Goal =
Tell how many lines have the string "your" in them, and write nothing besides the number.

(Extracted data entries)
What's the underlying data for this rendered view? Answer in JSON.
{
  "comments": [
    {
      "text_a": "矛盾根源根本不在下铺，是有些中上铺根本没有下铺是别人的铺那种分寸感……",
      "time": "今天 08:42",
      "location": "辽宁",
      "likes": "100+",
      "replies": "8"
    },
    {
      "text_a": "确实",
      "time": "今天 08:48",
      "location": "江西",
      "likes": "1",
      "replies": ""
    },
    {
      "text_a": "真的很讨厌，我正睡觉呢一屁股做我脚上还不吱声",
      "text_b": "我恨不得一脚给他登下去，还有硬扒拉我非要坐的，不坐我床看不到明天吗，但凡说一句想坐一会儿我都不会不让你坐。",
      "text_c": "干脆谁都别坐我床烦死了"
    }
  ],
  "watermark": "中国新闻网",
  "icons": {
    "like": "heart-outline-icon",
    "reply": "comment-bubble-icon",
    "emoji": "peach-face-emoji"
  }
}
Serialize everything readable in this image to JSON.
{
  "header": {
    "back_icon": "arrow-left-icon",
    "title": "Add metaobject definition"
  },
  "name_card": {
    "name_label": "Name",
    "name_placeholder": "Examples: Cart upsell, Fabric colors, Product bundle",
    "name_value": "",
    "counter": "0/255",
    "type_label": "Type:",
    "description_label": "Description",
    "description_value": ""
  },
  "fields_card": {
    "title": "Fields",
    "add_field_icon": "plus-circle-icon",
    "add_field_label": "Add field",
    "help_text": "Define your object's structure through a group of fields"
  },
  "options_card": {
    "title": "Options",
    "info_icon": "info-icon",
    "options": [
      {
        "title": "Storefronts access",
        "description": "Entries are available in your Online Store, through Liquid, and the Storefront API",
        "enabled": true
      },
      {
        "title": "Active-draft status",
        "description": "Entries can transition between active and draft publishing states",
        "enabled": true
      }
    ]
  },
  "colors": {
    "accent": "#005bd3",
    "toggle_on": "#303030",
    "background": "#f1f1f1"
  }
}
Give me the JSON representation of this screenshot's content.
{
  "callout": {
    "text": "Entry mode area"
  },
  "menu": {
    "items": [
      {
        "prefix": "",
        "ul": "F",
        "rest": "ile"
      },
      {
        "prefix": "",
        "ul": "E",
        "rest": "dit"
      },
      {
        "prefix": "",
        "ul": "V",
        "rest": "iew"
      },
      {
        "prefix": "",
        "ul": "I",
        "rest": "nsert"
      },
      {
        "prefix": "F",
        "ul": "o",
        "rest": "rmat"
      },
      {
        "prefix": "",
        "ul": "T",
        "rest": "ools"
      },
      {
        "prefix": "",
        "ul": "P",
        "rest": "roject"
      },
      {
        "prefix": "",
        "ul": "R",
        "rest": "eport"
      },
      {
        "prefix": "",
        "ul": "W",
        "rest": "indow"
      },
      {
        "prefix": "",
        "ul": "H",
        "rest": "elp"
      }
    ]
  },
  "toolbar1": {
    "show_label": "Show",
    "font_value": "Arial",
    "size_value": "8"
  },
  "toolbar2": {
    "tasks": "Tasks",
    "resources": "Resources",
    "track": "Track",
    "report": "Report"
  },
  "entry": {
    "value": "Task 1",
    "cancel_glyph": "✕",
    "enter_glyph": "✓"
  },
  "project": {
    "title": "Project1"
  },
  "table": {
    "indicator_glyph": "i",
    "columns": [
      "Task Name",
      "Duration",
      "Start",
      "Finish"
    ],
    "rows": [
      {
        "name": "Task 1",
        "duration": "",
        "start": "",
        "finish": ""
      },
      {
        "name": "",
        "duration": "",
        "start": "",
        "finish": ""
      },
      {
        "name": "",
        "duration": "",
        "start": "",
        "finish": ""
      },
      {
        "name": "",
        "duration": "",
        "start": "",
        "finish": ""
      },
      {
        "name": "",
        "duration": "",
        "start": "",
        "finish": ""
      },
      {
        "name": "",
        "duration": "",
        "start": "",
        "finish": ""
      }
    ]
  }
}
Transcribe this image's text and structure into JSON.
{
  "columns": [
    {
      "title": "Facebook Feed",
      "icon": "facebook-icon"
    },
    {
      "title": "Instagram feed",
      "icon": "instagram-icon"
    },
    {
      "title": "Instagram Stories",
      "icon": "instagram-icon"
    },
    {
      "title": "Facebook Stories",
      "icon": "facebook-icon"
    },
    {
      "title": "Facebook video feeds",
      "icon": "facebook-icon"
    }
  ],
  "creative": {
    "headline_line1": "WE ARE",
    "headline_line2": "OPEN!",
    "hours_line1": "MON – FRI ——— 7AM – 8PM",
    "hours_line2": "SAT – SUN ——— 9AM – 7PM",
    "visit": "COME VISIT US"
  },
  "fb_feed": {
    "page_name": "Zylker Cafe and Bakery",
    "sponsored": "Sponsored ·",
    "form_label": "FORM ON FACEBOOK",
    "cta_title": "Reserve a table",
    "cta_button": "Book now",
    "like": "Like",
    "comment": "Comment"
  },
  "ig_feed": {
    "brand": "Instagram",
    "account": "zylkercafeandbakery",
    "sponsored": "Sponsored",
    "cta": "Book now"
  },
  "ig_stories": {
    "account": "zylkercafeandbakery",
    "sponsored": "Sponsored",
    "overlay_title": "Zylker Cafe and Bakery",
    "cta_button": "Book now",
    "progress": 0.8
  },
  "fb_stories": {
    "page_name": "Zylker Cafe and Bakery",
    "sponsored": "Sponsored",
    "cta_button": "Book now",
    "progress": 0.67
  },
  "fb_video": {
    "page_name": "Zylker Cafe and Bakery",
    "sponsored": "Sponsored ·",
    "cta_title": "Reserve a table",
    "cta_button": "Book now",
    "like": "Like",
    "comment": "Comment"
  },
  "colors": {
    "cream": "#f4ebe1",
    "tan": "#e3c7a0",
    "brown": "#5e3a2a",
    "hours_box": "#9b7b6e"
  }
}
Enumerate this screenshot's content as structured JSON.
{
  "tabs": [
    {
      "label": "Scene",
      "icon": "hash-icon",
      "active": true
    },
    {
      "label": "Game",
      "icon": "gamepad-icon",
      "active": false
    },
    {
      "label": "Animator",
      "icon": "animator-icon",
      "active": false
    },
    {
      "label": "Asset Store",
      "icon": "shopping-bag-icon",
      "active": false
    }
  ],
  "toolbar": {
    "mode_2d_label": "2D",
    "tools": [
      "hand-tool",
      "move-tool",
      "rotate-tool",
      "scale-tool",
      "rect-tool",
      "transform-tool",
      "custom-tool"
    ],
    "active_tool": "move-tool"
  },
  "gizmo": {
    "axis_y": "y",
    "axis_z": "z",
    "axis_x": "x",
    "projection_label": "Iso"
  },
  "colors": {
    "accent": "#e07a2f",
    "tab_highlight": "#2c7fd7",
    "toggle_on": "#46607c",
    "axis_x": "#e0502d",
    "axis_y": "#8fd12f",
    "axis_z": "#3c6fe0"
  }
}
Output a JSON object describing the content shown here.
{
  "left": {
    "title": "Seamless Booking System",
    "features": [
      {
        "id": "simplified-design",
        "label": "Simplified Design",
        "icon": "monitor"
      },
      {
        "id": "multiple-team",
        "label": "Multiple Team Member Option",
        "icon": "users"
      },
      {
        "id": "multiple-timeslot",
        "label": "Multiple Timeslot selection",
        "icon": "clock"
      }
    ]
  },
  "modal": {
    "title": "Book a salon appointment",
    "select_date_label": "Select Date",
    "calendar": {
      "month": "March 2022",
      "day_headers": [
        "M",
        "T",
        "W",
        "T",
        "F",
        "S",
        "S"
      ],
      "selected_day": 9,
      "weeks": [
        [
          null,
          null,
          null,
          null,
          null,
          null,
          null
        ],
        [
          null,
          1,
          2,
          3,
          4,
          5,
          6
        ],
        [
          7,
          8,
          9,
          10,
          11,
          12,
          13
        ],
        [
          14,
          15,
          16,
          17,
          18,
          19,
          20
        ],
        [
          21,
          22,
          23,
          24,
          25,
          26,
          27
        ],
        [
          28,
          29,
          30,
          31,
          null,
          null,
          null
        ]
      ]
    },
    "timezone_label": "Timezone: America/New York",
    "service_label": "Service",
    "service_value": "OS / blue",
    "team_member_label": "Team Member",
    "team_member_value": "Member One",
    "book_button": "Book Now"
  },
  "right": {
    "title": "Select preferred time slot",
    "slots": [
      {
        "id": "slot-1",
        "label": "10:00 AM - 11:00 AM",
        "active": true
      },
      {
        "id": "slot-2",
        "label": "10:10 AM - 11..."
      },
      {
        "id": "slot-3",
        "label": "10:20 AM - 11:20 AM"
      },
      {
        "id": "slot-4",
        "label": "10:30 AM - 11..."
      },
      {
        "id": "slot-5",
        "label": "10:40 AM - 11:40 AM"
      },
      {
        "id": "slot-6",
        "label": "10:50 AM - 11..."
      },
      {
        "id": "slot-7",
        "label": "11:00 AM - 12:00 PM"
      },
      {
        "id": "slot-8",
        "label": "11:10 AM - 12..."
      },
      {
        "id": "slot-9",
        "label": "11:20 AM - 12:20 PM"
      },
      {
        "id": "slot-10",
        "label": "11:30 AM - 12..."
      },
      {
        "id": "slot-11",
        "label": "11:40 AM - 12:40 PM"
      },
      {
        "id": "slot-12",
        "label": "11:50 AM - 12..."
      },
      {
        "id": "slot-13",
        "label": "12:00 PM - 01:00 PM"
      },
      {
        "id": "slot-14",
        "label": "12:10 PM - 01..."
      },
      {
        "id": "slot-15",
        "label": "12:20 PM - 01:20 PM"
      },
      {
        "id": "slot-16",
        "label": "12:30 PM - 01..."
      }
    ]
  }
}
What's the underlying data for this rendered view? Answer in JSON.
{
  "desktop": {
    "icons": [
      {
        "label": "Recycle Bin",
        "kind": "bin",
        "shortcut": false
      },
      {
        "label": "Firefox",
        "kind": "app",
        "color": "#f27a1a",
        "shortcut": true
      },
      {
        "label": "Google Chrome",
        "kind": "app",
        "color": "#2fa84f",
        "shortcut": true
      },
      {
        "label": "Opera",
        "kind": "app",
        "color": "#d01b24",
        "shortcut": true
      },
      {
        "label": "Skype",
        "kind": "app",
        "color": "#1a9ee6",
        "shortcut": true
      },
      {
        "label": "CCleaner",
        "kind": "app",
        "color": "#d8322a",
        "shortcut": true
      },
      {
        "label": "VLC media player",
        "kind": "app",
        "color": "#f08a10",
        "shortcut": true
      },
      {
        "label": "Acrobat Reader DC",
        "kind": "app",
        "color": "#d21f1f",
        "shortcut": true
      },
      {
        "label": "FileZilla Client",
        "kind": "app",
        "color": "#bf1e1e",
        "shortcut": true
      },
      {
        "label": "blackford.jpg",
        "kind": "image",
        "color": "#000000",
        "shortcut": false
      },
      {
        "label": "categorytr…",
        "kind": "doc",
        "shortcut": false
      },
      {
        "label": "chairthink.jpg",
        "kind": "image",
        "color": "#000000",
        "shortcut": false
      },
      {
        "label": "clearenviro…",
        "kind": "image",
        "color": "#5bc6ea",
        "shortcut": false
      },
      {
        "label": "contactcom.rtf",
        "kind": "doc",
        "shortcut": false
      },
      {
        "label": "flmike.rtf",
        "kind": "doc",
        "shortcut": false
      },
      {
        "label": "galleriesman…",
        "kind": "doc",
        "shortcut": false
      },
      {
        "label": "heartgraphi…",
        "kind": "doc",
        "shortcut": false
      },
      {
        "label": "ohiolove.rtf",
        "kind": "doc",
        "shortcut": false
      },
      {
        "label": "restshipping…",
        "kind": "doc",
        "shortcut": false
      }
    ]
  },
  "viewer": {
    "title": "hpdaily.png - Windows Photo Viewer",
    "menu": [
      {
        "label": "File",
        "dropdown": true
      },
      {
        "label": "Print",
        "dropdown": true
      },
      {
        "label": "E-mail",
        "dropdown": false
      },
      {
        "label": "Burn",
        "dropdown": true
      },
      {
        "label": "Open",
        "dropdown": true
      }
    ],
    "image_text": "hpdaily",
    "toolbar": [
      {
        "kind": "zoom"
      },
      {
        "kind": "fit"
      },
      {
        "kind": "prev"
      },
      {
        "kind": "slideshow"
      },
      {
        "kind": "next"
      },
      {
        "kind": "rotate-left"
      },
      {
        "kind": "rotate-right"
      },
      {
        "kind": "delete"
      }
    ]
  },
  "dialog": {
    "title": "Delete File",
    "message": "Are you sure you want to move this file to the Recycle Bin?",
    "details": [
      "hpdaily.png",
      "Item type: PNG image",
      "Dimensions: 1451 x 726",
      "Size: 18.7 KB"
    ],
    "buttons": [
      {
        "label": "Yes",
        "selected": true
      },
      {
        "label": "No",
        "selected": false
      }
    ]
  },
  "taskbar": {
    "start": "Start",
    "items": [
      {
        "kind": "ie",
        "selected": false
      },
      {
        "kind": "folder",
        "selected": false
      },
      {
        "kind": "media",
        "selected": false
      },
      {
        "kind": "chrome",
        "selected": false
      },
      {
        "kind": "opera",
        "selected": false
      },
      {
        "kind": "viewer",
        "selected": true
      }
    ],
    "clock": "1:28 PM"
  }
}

Reply to the exercise =
2